[Start of EXTRACT PROVIDED]
But good luck at the court, and I pray that justice will be served.


----------



## Eolith

I don't think any answer the perpetrator could give would ever be satisfactory. Their mind don't work in a manner we can comprehend.

I also hope that justice will be served and that your entire family can find some sort of peace.


----------



## Katesrider011

Eolith said:


> I don't think any answer the perpetrator could give would ever be satisfactory. Their mind don't work in a manner we can comprehend.
> 
> I also hope that justice will be served and that your entire family can find some sort of peace.


Agreed, any answer he gave me wouldn't be good enough for me, if he killed my horse he'd be lucky to be alive. 

And to Dee, god I couldn't imagine seeing the person who killed my beloved horse face to face, As sad as it is to say it, but if he is the type of person I think he is, he will have no guilt for what he did. And again I wish you the greatest luck at the court. :hug: May God be with you and God bless your family.


----------



## DisneyCowgirl1901

dee said:


> DJ's law sounds good! Unfortunately, it's only as good as those who choose to enforce it (and I don't mean the police/sheriff's deputies/state troopers).


Well, maybe this is one way to make more jobs. It takes a communities tragedy to make things happen. Sometimes it only takes one person to lead and others will follow, especially since this didn't just happen to you.

as for seeing the one who killed my horse, I know I couldn't do it. I have no self control lol. I hope he/they get the max punishment. Good luck and God Bless you.


----------



## AlexS

I would not ask WHY if I were you. One of my foster kids gave my dog a blow to the head that caused his death. I had the same question, and the kids answer was that he was angry. This caused more hurt and anger in me, and more questions. It did not make me understand more. I would suggest that it is better to not get into their mind, as their mind does not make sense and will just cause you more problems.
[End of EXTRACT PROVIDED]
[Start of DATA EXTRACT]
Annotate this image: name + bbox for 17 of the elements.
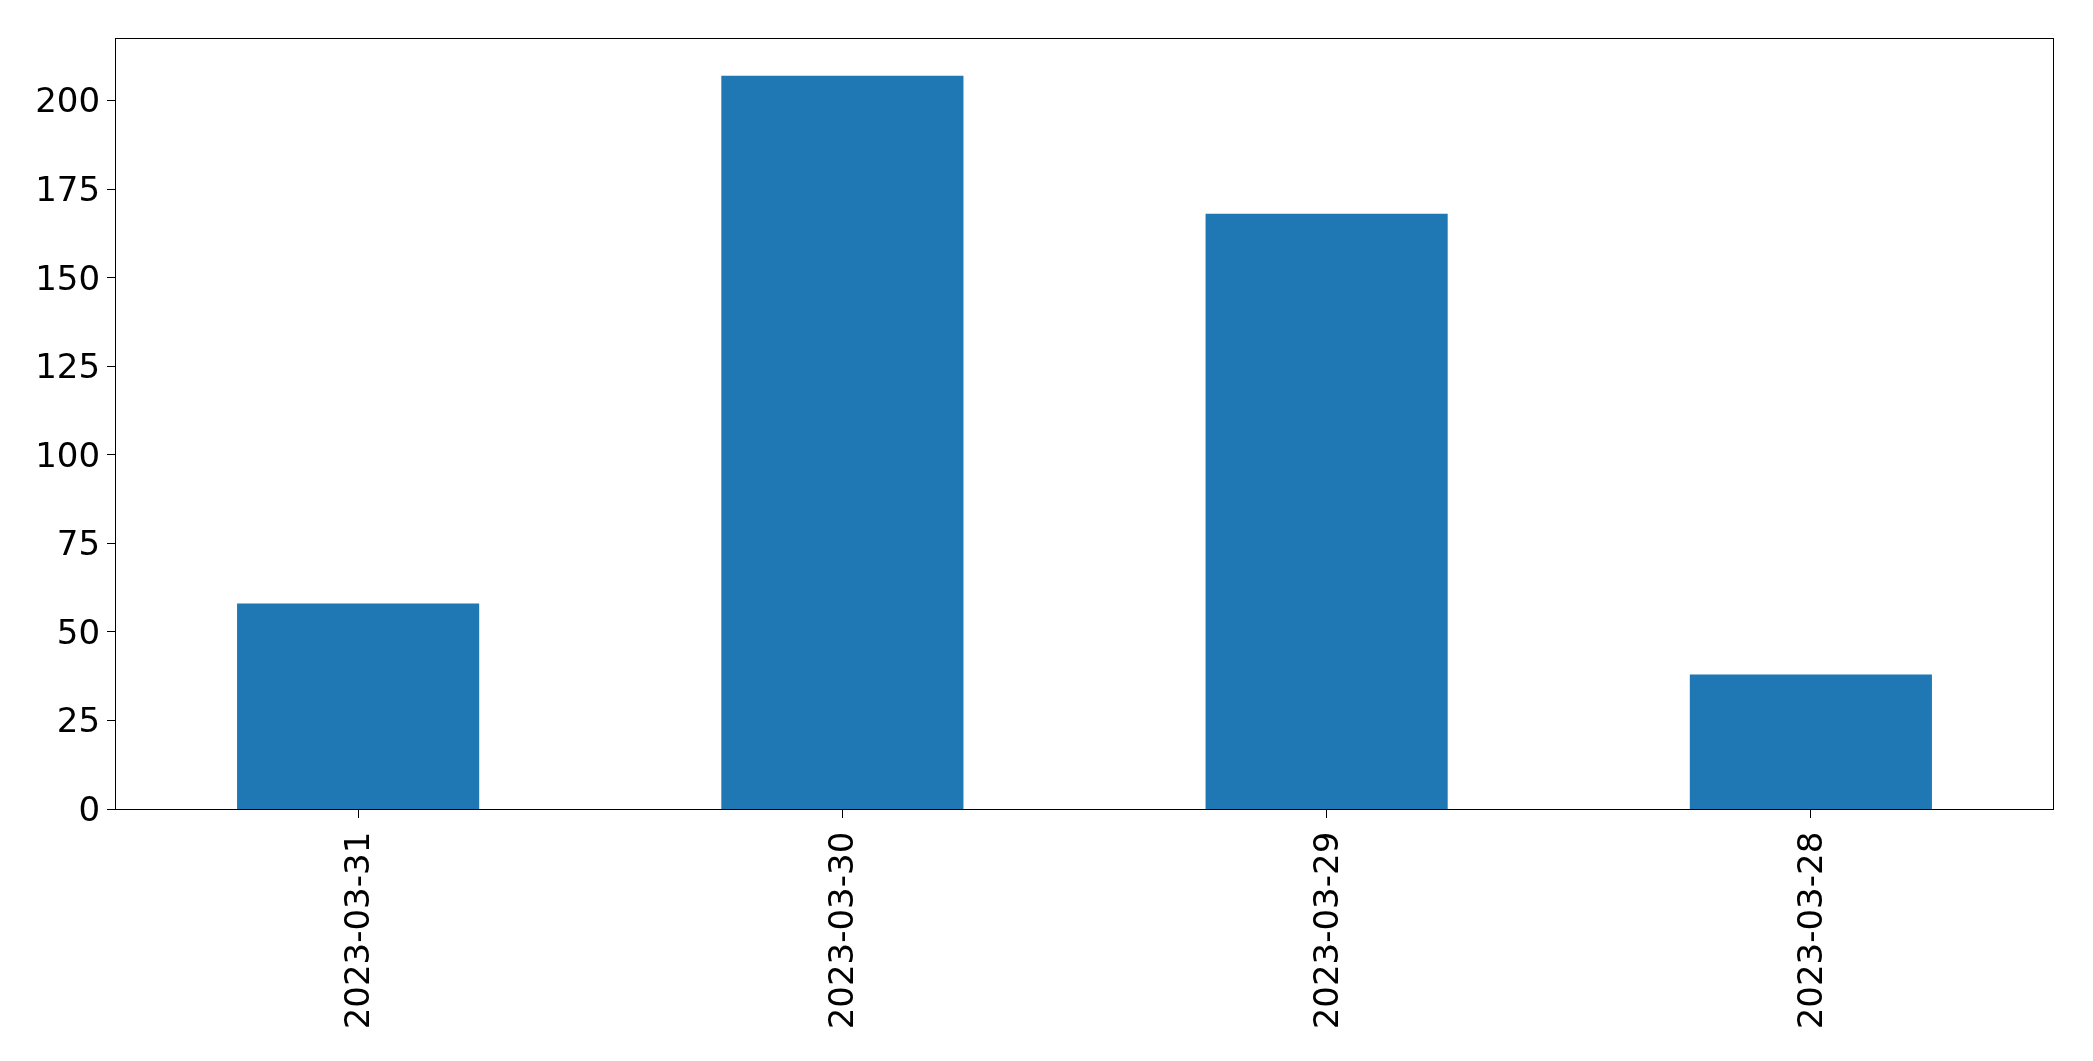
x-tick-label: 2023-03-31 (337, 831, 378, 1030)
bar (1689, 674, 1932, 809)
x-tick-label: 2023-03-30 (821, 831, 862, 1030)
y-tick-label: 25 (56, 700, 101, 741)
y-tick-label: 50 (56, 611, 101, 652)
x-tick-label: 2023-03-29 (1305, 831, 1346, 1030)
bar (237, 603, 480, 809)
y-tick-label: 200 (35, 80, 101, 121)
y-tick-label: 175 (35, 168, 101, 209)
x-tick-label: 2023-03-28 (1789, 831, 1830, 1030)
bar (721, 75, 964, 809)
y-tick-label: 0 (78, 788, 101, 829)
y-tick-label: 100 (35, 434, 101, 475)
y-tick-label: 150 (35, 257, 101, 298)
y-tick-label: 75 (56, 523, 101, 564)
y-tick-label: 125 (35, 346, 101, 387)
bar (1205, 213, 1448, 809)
[End of DATA EXTRACT]
[Start of DATA EXTRACT]
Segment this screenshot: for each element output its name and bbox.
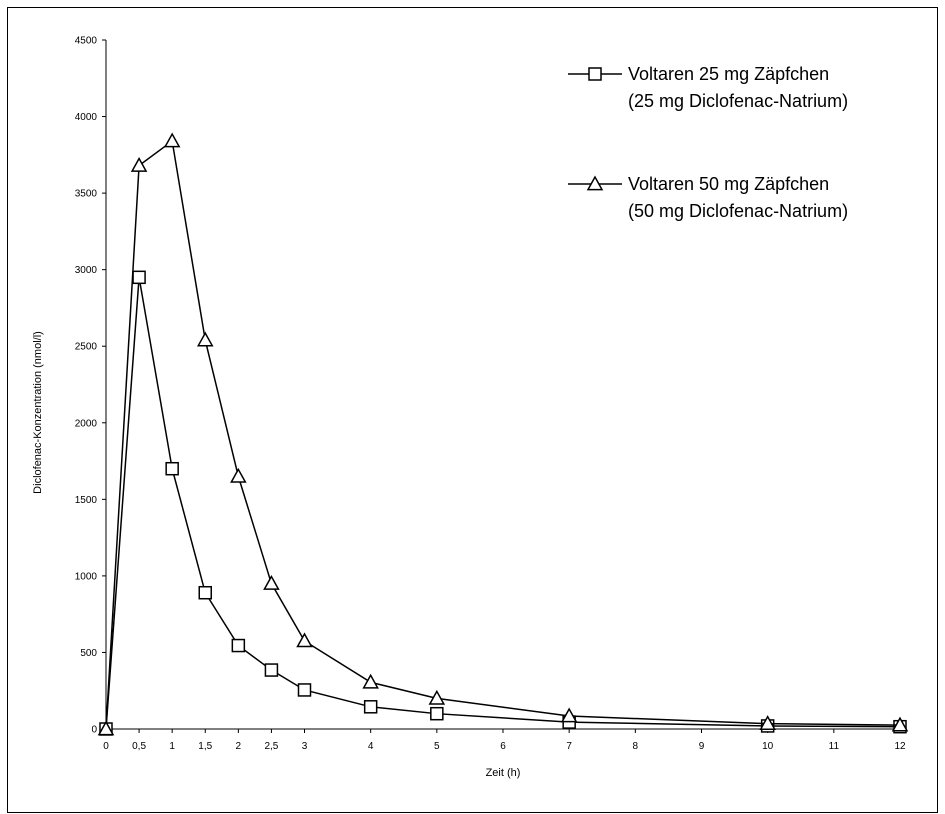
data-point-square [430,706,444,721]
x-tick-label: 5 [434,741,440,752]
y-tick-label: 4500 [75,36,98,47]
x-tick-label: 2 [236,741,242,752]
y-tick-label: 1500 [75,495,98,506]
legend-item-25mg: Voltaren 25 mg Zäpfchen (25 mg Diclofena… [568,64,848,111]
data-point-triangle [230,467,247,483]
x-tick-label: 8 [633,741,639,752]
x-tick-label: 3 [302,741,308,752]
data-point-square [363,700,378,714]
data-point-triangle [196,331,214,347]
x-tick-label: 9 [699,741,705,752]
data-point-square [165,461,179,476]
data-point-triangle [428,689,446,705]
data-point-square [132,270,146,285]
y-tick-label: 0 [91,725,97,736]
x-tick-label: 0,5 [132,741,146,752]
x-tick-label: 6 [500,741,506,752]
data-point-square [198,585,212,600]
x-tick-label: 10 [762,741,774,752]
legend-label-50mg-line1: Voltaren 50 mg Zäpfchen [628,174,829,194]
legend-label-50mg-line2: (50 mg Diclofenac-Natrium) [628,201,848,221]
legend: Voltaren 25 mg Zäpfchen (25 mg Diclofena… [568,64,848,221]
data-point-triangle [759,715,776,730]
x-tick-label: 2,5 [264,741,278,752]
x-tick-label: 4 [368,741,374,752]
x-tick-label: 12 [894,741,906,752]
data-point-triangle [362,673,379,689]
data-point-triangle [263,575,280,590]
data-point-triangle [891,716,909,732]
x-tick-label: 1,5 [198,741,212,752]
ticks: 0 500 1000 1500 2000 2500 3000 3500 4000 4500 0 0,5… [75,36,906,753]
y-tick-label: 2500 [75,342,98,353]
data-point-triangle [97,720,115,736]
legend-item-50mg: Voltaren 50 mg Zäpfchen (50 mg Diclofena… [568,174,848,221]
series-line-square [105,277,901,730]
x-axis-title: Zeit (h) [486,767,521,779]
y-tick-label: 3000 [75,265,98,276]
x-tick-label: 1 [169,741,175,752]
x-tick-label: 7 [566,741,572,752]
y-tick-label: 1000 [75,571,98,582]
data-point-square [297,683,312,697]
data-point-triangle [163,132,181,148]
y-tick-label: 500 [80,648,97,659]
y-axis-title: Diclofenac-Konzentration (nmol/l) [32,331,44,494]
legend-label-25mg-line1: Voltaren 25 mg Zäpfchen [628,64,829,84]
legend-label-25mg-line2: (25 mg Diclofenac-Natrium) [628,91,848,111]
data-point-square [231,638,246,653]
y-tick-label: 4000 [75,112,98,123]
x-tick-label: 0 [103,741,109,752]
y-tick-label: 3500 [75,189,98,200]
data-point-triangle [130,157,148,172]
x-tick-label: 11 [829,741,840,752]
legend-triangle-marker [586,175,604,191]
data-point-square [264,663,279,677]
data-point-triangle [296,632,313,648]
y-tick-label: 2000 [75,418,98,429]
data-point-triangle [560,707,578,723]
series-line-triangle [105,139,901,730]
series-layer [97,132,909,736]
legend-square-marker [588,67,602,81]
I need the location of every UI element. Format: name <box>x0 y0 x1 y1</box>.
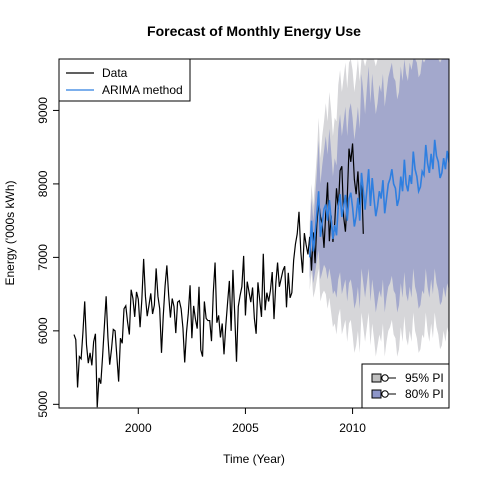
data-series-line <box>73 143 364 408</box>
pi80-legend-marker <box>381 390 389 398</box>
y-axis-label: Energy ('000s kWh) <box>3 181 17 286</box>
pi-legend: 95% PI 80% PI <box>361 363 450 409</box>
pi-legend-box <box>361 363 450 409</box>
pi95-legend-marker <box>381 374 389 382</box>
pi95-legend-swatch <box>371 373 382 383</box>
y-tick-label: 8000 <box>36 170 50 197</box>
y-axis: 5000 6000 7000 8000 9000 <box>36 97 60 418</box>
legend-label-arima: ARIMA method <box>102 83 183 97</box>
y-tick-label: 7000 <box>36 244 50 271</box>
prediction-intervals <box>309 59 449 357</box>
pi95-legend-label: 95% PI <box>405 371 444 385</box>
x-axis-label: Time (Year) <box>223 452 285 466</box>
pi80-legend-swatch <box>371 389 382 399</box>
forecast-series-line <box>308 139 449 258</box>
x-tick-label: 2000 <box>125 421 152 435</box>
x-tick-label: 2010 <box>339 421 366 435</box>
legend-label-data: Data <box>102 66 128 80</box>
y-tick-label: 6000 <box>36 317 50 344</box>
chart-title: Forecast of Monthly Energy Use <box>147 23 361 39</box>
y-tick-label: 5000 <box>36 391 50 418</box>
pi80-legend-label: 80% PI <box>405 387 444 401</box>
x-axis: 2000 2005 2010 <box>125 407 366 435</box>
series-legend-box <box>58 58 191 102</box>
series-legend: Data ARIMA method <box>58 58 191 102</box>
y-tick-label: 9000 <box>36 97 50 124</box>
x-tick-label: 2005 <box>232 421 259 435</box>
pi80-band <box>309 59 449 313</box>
[End of DATA EXTRACT]
[Start of DATA EXTRACT]
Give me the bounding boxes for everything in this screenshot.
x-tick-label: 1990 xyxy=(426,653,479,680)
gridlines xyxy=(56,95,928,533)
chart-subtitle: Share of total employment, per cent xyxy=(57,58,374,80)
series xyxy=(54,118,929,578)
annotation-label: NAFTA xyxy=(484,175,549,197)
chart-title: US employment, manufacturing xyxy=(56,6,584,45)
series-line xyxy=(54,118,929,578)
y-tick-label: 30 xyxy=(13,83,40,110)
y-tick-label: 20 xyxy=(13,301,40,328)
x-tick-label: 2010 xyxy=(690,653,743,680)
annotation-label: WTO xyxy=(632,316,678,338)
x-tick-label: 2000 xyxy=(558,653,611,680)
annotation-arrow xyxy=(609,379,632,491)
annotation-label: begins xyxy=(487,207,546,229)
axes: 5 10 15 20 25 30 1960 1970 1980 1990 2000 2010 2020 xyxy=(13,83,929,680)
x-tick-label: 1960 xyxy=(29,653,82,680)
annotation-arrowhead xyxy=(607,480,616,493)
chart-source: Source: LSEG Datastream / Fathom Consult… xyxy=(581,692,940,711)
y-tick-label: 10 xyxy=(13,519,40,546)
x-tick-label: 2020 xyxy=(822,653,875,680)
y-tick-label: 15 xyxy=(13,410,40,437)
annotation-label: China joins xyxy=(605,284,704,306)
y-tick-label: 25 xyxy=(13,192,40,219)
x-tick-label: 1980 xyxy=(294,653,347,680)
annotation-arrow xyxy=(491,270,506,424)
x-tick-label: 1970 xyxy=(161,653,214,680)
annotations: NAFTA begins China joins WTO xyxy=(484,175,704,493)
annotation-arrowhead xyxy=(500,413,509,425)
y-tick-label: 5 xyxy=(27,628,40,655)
[End of DATA EXTRACT]
*WHAT YOU SHOULD DO*:
From the forum thread, reproduce the stretch from "And to Dee, god" through "bless your family." word for word.

*TASK ANSWER*:
And to Dee, god I couldn't imagine seeing the person who killed my beloved horse face to face, As sad as it is to say it, but if he is the type of person I think he is, he will have no guilt for what he did. And again I wish you the greatest luck at the court. :hug: May God be with you and God bless your family.